* **REQUIREMENT**
Arrange the records from their first line up to and including the line with "node-label: 父节点 2 <box>48 341 125 370</box>" as a Markdown table with the columns "No." and "Line", one row per line and no rows for blank lines.

Data entries
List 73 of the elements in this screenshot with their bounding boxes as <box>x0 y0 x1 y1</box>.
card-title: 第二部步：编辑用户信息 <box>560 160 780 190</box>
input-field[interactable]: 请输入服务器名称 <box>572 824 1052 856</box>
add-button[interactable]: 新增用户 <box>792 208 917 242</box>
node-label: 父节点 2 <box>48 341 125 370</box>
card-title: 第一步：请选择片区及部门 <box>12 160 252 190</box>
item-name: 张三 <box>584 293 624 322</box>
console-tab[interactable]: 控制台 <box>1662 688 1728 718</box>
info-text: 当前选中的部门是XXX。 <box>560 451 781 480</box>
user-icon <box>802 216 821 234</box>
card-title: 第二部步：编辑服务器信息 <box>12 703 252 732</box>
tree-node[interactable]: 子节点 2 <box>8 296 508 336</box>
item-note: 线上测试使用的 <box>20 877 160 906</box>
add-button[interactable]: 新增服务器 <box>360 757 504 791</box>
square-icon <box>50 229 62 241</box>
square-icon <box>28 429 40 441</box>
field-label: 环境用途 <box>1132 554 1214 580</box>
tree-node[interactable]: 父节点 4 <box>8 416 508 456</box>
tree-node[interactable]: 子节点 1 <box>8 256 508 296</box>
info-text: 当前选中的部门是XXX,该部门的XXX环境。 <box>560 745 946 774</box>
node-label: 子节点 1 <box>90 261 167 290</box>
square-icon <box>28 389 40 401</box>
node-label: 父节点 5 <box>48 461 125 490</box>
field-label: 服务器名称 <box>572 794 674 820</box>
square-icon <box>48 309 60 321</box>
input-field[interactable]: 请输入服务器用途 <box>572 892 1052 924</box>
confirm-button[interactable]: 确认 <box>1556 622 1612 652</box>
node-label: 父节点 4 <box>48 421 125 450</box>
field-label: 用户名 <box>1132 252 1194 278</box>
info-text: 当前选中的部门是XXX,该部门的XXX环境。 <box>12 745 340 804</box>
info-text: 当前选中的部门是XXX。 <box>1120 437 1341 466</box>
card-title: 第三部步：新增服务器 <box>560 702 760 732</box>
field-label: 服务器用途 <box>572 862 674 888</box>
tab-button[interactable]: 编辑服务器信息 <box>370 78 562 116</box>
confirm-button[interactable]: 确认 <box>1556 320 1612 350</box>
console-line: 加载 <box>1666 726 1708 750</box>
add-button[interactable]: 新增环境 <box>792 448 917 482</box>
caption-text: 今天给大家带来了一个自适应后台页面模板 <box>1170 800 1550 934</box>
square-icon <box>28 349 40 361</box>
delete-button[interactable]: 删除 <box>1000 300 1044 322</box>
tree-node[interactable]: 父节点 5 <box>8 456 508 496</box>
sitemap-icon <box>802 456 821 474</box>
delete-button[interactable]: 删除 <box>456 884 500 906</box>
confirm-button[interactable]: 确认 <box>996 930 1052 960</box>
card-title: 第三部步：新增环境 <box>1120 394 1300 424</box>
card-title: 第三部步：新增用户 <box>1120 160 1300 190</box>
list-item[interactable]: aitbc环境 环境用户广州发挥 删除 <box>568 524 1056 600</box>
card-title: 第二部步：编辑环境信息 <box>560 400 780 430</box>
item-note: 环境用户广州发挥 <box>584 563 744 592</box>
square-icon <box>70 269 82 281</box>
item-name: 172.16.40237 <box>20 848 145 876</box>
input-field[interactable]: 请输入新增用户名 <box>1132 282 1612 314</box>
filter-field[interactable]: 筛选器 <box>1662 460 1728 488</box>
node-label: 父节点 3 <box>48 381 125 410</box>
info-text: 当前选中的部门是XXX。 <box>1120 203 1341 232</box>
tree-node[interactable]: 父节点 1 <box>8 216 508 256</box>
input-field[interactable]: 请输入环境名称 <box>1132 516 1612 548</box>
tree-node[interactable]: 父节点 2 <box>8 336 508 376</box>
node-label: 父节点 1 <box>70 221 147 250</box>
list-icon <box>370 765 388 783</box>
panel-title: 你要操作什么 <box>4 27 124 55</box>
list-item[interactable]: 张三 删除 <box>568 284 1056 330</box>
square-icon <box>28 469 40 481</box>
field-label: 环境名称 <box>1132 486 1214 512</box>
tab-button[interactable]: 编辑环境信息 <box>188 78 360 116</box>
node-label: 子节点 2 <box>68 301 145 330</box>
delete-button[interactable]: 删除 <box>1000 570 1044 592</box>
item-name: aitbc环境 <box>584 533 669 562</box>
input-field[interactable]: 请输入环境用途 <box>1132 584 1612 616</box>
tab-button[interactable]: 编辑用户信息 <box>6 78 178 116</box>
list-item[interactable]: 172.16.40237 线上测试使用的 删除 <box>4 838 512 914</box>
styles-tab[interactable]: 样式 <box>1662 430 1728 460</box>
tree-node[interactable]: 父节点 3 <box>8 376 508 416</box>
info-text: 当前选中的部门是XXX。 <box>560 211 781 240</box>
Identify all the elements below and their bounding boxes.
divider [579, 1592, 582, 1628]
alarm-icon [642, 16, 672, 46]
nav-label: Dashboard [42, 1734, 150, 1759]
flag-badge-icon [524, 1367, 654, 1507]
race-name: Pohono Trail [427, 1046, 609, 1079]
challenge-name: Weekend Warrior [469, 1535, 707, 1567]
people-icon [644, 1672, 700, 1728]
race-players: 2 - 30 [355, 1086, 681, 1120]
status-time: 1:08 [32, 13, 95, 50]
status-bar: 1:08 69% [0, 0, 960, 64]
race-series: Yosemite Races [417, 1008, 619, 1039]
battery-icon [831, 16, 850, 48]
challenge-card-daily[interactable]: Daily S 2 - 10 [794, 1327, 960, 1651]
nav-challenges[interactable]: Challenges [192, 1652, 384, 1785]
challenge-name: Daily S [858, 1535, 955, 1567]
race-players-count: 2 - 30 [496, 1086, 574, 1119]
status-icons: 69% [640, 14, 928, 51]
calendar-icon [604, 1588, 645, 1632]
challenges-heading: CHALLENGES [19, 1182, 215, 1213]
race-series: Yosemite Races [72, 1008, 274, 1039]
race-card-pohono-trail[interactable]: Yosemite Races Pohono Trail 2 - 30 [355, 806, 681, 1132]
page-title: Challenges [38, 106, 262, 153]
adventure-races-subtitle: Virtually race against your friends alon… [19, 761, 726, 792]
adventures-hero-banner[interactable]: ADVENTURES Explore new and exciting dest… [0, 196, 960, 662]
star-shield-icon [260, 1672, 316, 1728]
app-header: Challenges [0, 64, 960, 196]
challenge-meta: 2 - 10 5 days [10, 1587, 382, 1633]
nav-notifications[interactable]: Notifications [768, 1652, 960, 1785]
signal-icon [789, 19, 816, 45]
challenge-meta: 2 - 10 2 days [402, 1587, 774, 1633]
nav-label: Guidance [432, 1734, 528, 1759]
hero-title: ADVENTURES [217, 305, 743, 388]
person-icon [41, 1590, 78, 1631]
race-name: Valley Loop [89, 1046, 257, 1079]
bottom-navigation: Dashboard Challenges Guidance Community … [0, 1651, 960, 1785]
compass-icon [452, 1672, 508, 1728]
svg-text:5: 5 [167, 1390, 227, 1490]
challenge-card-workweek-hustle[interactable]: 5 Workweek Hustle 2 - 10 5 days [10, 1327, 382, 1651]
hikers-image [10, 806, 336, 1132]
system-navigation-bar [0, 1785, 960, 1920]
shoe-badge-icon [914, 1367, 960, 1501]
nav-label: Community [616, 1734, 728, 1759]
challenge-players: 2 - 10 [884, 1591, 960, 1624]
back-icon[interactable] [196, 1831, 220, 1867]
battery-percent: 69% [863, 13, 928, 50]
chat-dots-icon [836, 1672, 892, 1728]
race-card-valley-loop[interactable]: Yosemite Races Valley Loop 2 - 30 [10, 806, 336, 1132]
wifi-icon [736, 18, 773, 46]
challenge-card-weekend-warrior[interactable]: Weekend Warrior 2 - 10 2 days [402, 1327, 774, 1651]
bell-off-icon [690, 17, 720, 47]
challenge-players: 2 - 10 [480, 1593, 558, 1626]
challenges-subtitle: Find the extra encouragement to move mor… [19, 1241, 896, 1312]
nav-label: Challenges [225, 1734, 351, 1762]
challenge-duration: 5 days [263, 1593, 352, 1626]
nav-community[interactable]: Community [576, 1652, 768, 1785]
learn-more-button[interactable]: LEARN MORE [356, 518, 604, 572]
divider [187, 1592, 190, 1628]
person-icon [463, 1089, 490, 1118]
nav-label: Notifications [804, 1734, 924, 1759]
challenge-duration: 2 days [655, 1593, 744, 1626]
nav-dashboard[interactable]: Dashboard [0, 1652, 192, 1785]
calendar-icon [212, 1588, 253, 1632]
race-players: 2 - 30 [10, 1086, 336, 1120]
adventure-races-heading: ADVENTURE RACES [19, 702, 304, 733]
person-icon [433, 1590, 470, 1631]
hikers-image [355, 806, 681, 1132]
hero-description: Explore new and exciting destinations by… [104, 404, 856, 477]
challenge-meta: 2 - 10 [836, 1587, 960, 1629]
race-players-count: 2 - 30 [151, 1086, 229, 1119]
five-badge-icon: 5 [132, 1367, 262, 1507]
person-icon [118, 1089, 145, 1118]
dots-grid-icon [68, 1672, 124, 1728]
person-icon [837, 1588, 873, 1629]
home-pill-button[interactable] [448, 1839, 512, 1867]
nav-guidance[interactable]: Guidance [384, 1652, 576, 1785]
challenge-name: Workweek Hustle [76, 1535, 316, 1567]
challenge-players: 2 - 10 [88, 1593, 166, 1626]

* **FINISHED TASK**
| No. | Line |
|---|---|
| 1 | List 73 of the elements in this screenshot with their bounding boxes as <box>x0 y0 x1 y1</box>. |
| 2 | card-title: 第二部步：编辑用户信息 <box>560 160 780 190</box> |
| 3 | input-field[interactable]: 请输入服务器名称 <box>572 824 1052 856</box> |
| 4 | add-button[interactable]: 新增用户 <box>792 208 917 242</box> |
| 5 | node-label: 父节点 2 <box>48 341 125 370</box> |